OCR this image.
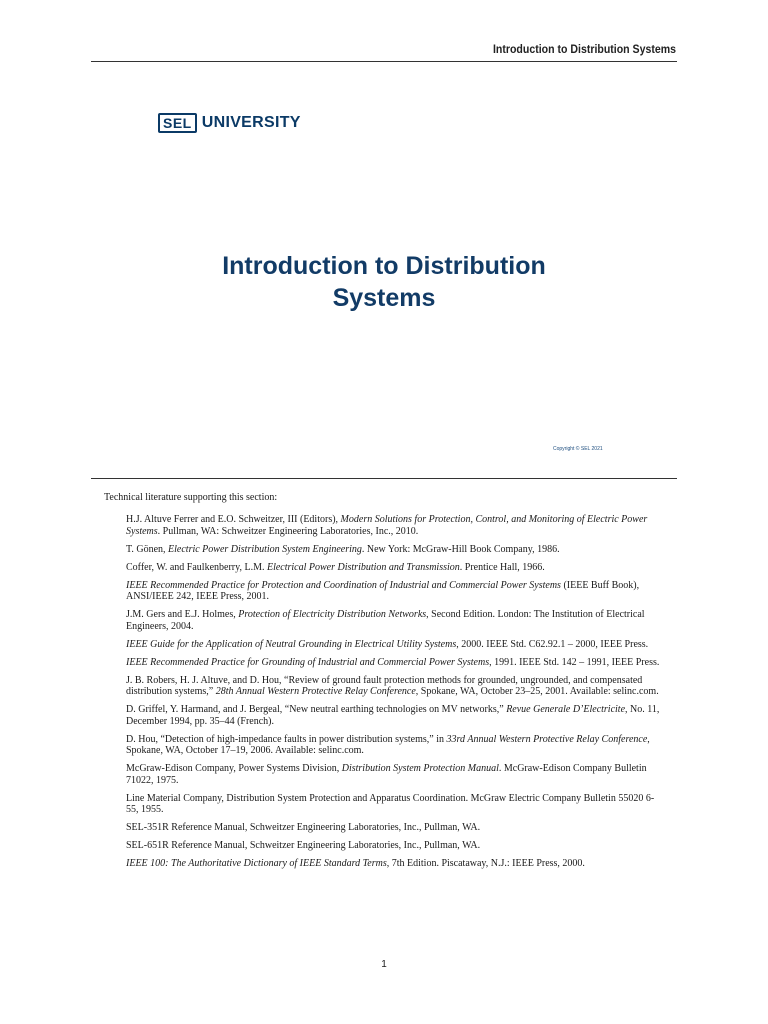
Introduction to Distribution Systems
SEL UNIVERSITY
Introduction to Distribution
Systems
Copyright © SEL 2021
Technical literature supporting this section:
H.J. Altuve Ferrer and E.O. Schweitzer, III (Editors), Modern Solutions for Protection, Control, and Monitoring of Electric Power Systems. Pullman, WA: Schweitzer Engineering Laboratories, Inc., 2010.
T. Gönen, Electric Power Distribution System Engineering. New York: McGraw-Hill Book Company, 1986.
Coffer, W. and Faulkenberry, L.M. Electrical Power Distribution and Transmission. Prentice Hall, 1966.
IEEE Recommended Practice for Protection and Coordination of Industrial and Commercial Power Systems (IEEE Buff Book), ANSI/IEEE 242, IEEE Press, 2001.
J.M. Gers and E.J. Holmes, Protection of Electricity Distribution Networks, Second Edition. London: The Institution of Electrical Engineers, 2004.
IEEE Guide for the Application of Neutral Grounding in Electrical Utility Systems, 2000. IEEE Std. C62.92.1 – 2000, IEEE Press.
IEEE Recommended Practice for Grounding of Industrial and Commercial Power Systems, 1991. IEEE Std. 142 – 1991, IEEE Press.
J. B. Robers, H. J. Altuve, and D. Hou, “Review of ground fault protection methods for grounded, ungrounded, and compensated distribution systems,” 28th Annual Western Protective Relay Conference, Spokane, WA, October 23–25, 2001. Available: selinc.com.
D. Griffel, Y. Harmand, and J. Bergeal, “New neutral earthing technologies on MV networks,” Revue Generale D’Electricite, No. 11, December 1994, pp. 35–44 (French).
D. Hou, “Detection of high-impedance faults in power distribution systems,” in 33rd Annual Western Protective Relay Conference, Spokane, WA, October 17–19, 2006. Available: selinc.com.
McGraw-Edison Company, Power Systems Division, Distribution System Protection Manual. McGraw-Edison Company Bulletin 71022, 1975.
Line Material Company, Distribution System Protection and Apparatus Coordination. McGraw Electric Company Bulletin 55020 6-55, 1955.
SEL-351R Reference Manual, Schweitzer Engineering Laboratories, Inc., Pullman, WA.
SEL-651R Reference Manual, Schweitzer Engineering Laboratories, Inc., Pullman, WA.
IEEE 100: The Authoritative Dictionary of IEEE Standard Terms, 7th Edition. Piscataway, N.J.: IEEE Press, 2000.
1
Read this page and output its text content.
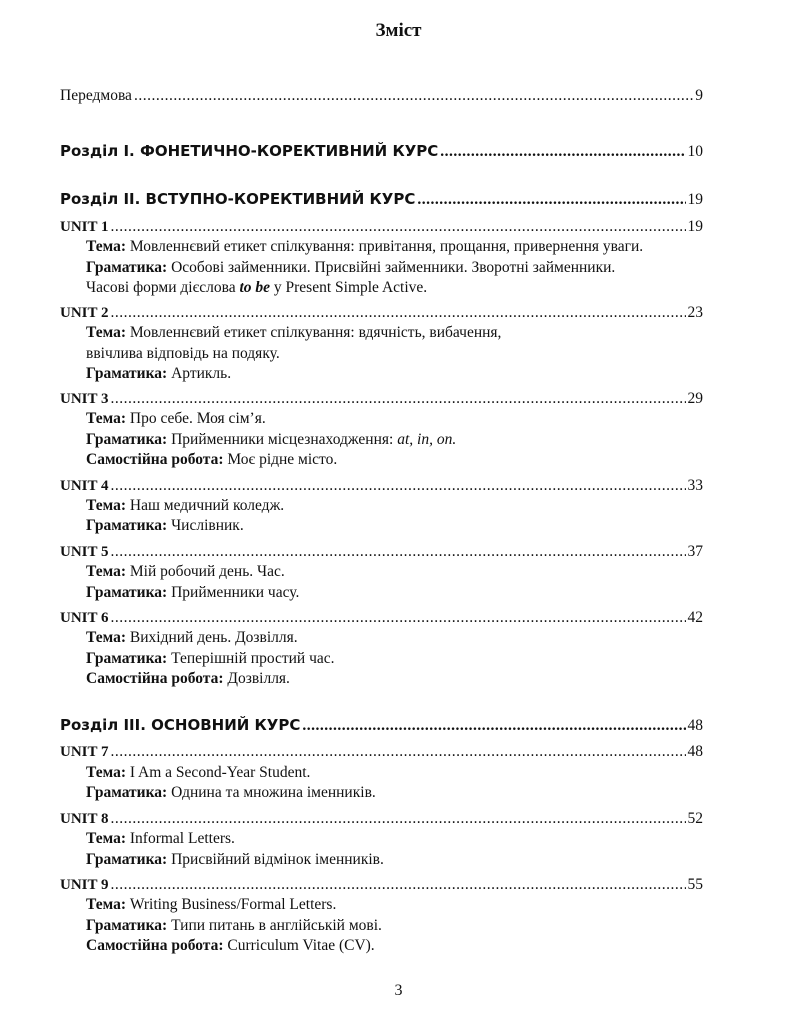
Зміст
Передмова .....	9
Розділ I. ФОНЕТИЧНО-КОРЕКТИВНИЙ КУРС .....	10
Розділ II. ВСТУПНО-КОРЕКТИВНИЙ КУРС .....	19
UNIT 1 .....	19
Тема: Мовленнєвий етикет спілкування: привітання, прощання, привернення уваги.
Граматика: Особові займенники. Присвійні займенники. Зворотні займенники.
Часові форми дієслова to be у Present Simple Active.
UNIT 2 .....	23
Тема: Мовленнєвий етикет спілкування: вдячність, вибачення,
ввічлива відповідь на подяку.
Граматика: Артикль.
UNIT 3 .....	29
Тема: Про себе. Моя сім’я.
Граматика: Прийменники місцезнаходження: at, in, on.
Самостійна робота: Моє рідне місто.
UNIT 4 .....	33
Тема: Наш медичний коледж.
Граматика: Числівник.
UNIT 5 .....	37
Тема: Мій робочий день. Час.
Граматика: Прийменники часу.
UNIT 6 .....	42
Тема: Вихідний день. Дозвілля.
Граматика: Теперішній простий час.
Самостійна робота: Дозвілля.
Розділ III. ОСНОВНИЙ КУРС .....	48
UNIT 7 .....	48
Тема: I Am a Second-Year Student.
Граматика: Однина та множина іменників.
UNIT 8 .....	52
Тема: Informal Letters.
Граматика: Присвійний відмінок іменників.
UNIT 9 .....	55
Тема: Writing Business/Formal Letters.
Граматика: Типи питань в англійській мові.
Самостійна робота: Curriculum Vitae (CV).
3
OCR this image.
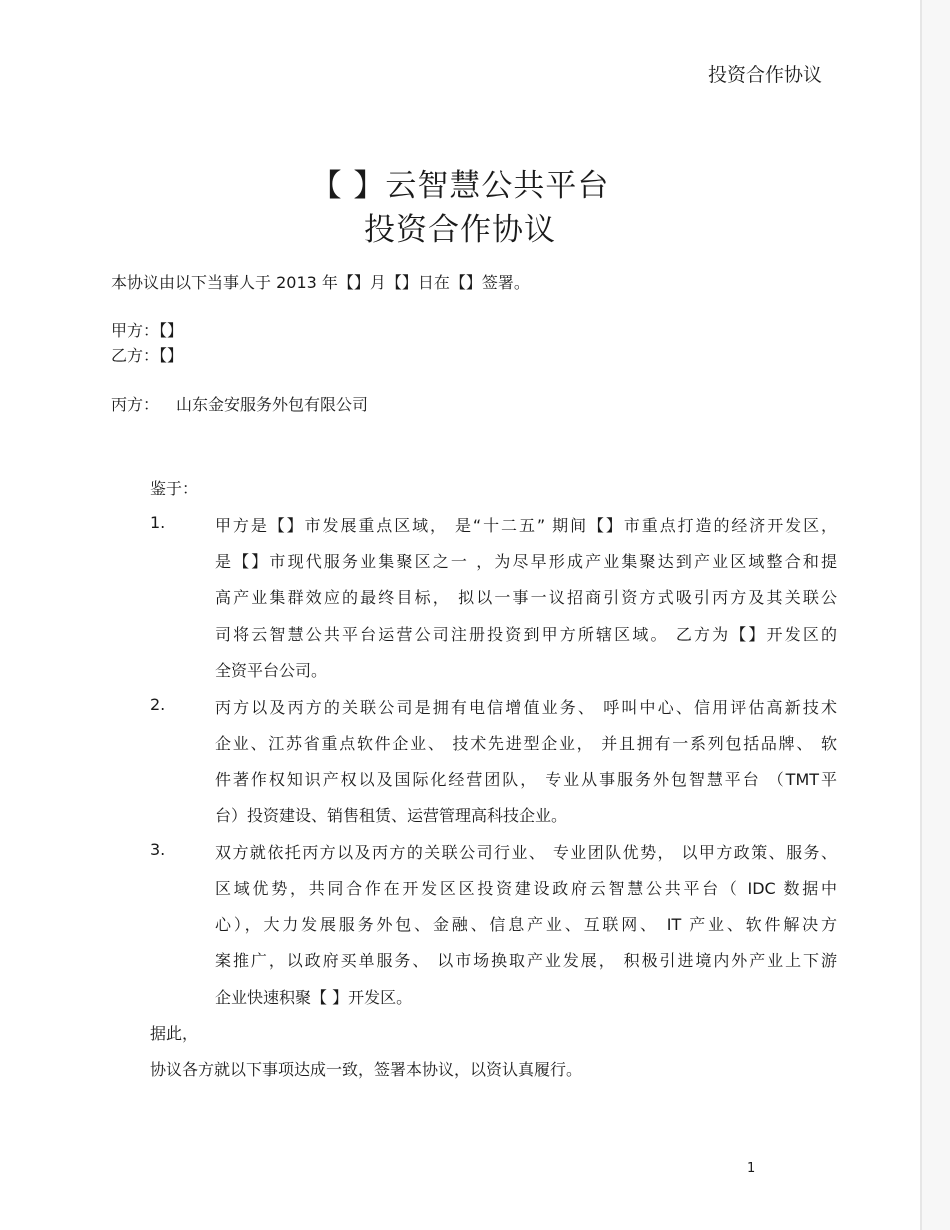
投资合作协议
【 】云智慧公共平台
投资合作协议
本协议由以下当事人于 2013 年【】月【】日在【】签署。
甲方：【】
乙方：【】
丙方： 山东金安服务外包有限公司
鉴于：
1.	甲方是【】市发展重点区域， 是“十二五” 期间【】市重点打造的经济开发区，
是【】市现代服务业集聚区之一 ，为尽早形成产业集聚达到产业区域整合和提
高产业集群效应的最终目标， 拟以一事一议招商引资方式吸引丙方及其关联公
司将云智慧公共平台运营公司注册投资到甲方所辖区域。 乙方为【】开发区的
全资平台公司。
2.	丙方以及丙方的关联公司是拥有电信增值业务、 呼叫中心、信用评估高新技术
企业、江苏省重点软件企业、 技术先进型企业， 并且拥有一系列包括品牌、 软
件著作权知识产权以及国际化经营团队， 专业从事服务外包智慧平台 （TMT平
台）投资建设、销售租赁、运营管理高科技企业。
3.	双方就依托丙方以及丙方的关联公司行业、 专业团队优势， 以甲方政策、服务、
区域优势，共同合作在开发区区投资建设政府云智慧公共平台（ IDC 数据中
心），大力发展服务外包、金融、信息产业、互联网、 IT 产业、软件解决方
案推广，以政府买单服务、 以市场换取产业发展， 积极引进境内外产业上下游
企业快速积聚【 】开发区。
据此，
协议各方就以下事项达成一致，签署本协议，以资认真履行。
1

_WHAT YOU WILL DO_. Apart from the pictures, the entries above are to be repeated in full and exactly.

_TASK RESPONSE_.
OCR this image.
Introduction to Distribution Systems
SEL UNIVERSITY
Introduction to Distribution
Systems
Copyright © SEL 2021
Technical literature supporting this section:
H.J. Altuve Ferrer and E.O. Schweitzer, III (Editors), Modern Solutions for Protection, Control, and Monitoring of Electric Power Systems. Pullman, WA: Schweitzer Engineering Laboratories, Inc., 2010.
T. Gönen, Electric Power Distribution System Engineering. New York: McGraw-Hill Book Company, 1986.
Coffer, W. and Faulkenberry, L.M. Electrical Power Distribution and Transmission. Prentice Hall, 1966.
IEEE Recommended Practice for Protection and Coordination of Industrial and Commercial Power Systems (IEEE Buff Book), ANSI/IEEE 242, IEEE Press, 2001.
J.M. Gers and E.J. Holmes, Protection of Electricity Distribution Networks, Second Edition. London: The Institution of Electrical Engineers, 2004.
IEEE Guide for the Application of Neutral Grounding in Electrical Utility Systems, 2000. IEEE Std. C62.92.1 – 2000, IEEE Press.
IEEE Recommended Practice for Grounding of Industrial and Commercial Power Systems, 1991. IEEE Std. 142 – 1991, IEEE Press.
J. B. Robers, H. J. Altuve, and D. Hou, “Review of ground fault protection methods for grounded, ungrounded, and compensated distribution systems,” 28th Annual Western Protective Relay Conference, Spokane, WA, October 23–25, 2001. Available: selinc.com.
D. Griffel, Y. Harmand, and J. Bergeal, “New neutral earthing technologies on MV networks,” Revue Generale D’Electricite, No. 11, December 1994, pp. 35–44 (French).
D. Hou, “Detection of high-impedance faults in power distribution systems,” in 33rd Annual Western Protective Relay Conference, Spokane, WA, October 17–19, 2006. Available: selinc.com.
McGraw-Edison Company, Power Systems Division, Distribution System Protection Manual. McGraw-Edison Company Bulletin 71022, 1975.
Line Material Company, Distribution System Protection and Apparatus Coordination. McGraw Electric Company Bulletin 55020 6-55, 1955.
SEL-351R Reference Manual, Schweitzer Engineering Laboratories, Inc., Pullman, WA.
SEL-651R Reference Manual, Schweitzer Engineering Laboratories, Inc., Pullman, WA.
IEEE 100: The Authoritative Dictionary of IEEE Standard Terms, 7th Edition. Piscataway, N.J.: IEEE Press, 2000.
1
Read this page and output its text content.
Зміст
Передмова .....	9
Розділ I. ФОНЕТИЧНО-КОРЕКТИВНИЙ КУРС .....	10
Розділ II. ВСТУПНО-КОРЕКТИВНИЙ КУРС .....	19
UNIT 1 .....	19
Тема: Мовленнєвий етикет спілкування: привітання, прощання, привернення уваги.
Граматика: Особові займенники. Присвійні займенники. Зворотні займенники.
Часові форми дієслова to be у Present Simple Active.
UNIT 2 .....	23
Тема: Мовленнєвий етикет спілкування: вдячність, вибачення,
ввічлива відповідь на подяку.
Граматика: Артикль.
UNIT 3 .....	29
Тема: Про себе. Моя сім’я.
Граматика: Прийменники місцезнаходження: at, in, on.
Самостійна робота: Моє рідне місто.
UNIT 4 .....	33
Тема: Наш медичний коледж.
Граматика: Числівник.
UNIT 5 .....	37
Тема: Мій робочий день. Час.
Граматика: Прийменники часу.
UNIT 6 .....	42
Тема: Вихідний день. Дозвілля.
Граматика: Теперішній простий час.
Самостійна робота: Дозвілля.
Розділ III. ОСНОВНИЙ КУРС .....	48
UNIT 7 .....	48
Тема: I Am a Second-Year Student.
Граматика: Однина та множина іменників.
UNIT 8 .....	52
Тема: Informal Letters.
Граматика: Присвійний відмінок іменників.
UNIT 9 .....	55
Тема: Writing Business/Formal Letters.
Граматика: Типи питань в англійській мові.
Самостійна робота: Curriculum Vitae (CV).
3
OCR this image.
投资合作协议
【 】云智慧公共平台
投资合作协议
本协议由以下当事人于 2013 年【】月【】日在【】签署。
甲方：【】
乙方：【】
丙方： 山东金安服务外包有限公司
鉴于：
1.	甲方是【】市发展重点区域， 是“十二五” 期间【】市重点打造的经济开发区，
是【】市现代服务业集聚区之一 ，为尽早形成产业集聚达到产业区域整合和提
高产业集群效应的最终目标， 拟以一事一议招商引资方式吸引丙方及其关联公
司将云智慧公共平台运营公司注册投资到甲方所辖区域。 乙方为【】开发区的
全资平台公司。
2.	丙方以及丙方的关联公司是拥有电信增值业务、 呼叫中心、信用评估高新技术
企业、江苏省重点软件企业、 技术先进型企业， 并且拥有一系列包括品牌、 软
件著作权知识产权以及国际化经营团队， 专业从事服务外包智慧平台 （TMT平
台）投资建设、销售租赁、运营管理高科技企业。
3.	双方就依托丙方以及丙方的关联公司行业、 专业团队优势， 以甲方政策、服务、
区域优势，共同合作在开发区区投资建设政府云智慧公共平台（ IDC 数据中
心），大力发展服务外包、金融、信息产业、互联网、 IT 产业、软件解决方
案推广，以政府买单服务、 以市场换取产业发展， 积极引进境内外产业上下游
企业快速积聚【 】开发区。
据此，
协议各方就以下事项达成一致，签署本协议，以资认真履行。
1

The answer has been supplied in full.